__Your goal__.
Reproduce the listing below verbatim.

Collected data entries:
☆ ☆ ☆ ☆ ☆
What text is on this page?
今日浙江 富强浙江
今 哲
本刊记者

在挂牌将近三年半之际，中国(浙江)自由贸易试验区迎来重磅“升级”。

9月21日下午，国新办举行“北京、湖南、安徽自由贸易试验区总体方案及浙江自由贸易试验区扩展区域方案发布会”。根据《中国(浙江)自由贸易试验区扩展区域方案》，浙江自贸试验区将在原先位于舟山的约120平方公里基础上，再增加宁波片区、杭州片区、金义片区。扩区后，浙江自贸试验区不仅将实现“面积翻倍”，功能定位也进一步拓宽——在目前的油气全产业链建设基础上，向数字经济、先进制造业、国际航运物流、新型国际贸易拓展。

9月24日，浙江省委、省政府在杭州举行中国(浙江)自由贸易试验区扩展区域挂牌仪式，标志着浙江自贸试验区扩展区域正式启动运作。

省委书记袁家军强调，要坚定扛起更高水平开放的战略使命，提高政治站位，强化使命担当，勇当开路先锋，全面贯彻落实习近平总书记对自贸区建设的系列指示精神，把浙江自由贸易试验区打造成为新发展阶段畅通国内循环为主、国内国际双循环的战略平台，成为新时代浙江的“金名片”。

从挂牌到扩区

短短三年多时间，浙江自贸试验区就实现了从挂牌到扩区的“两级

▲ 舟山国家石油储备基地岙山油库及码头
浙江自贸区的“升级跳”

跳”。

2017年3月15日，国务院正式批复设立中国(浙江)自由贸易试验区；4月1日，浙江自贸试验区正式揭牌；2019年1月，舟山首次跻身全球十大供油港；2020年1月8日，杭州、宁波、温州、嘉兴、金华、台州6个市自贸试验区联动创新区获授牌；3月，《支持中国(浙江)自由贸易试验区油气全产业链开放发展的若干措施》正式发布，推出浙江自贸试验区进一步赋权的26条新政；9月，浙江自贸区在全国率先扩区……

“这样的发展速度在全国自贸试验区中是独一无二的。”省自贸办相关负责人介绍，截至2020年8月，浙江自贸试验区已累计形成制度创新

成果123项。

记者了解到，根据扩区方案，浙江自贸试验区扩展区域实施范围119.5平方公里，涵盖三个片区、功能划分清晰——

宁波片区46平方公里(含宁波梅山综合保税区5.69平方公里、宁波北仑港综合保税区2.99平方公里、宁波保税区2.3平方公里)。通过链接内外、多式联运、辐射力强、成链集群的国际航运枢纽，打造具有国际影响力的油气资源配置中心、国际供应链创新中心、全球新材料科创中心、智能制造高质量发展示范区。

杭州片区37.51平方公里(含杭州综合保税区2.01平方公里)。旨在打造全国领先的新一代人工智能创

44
☆ ☆ ☆ ☆ ☆
__Solution__.
What text is on this page?
今日浙江 富强浙江
今 哲
本刊记者

在挂牌将近三年半之际，中国(浙江)自由贸易试验区迎来重磅“升级”。

9月21日下午，国新办举行“北京、湖南、安徽自由贸易试验区总体方案及浙江自由贸易试验区扩展区域方案发布会”。根据《中国(浙江)自由贸易试验区扩展区域方案》，浙江自贸试验区将在原先位于舟山的约120平方公里基础上，再增加宁波片区、杭州片区、金义片区。扩区后，浙江自贸试验区不仅将实现“面积翻倍”，功能定位也进一步拓宽——在目前的油气全产业链建设基础上，向数字经济、先进制造业、国际航运物流、新型国际贸易拓展。

9月24日，浙江省委、省政府在杭州举行中国(浙江)自由贸易试验区扩展区域挂牌仪式，标志着浙江自贸试验区扩展区域正式启动运作。

省委书记袁家军强调，要坚定扛起更高水平开放的战略使命，提高政治站位，强化使命担当，勇当开路先锋，全面贯彻落实习近平总书记对自贸区建设的系列指示精神，把浙江自由贸易试验区打造成为新发展阶段畅通国内循环为主、国内国际双循环的战略平台，成为新时代浙江的“金名片”。

从挂牌到扩区

短短三年多时间，浙江自贸试验区就实现了从挂牌到扩区的“两级

▲ 舟山国家石油储备基地岙山油库及码头
浙江自贸区的“升级跳”

跳”。

2017年3月15日，国务院正式批复设立中国(浙江)自由贸易试验区；4月1日，浙江自贸试验区正式揭牌；2019年1月，舟山首次跻身全球十大供油港；2020年1月8日，杭州、宁波、温州、嘉兴、金华、台州6个市自贸试验区联动创新区获授牌；3月，《支持中国(浙江)自由贸易试验区油气全产业链开放发展的若干措施》正式发布，推出浙江自贸试验区进一步赋权的26条新政；9月，浙江自贸区在全国率先扩区……

“这样的发展速度在全国自贸试验区中是独一无二的。”省自贸办相关负责人介绍，截至2020年8月，浙江自贸试验区已累计形成制度创新

成果123项。

记者了解到，根据扩区方案，浙江自贸试验区扩展区域实施范围119.5平方公里，涵盖三个片区、功能划分清晰——

宁波片区46平方公里(含宁波梅山综合保税区5.69平方公里、宁波北仑港综合保税区2.99平方公里、宁波保税区2.3平方公里)。通过链接内外、多式联运、辐射力强、成链集群的国际航运枢纽，打造具有国际影响力的油气资源配置中心、国际供应链创新中心、全球新材料科创中心、智能制造高质量发展示范区。

杭州片区37.51平方公里(含杭州综合保税区2.01平方公里)。旨在打造全国领先的新一代人工智能创

44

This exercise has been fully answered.